• Task directions:
The lines you return must be all those in the data that hold the string "with".

Segment Start: Information supplied

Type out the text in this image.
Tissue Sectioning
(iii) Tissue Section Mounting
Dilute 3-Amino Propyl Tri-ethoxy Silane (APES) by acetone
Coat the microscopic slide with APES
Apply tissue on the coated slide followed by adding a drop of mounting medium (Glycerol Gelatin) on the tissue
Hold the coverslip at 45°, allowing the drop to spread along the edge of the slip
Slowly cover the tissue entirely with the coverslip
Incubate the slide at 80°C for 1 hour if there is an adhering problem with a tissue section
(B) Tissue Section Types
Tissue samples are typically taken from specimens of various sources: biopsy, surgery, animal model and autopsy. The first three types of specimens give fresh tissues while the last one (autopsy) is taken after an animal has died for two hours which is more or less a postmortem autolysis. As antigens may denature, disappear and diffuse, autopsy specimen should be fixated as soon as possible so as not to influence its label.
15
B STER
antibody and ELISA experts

Segment End: Information supplied

• Exercise output:
Coat the microscopic slide with APES
Slowly cover the tissue entirely with the coverslip
Incubate the slide at 80°C for 1 hour if there is an adhering problem with a tissue section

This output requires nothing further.